• **TO BE DONE**: Copy out all lines with the word "Yettel" in them.

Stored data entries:
= = = = =
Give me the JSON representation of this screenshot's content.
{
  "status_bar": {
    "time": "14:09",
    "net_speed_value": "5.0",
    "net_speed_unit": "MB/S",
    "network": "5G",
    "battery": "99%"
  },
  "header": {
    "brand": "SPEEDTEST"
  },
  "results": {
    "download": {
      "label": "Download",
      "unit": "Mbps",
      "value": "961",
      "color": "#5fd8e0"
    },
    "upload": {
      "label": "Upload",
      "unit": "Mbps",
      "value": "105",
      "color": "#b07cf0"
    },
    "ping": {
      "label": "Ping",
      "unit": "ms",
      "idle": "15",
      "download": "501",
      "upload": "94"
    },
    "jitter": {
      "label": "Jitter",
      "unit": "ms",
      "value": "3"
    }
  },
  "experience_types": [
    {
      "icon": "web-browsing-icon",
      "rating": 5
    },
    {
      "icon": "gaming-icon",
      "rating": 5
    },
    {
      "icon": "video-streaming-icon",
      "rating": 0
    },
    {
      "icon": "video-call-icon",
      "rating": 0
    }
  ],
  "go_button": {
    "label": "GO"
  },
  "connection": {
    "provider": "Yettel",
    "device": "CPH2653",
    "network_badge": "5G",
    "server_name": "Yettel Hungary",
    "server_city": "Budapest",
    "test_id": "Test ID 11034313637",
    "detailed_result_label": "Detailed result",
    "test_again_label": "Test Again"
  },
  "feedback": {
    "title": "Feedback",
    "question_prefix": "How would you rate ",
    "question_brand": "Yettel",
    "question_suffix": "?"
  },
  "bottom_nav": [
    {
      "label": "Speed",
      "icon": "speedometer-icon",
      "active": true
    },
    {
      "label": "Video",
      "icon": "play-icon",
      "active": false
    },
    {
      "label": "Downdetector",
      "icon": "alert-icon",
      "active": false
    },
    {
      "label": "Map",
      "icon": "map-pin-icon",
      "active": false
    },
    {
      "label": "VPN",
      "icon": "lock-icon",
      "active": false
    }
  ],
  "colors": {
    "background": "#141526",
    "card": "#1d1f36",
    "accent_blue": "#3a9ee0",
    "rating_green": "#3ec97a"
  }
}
= = = = =
• **SOLUTION TO THE EXERCISE**:
    "provider": "Yettel",
    "server_name": "Yettel Hungary",
    "question_brand": "Yettel",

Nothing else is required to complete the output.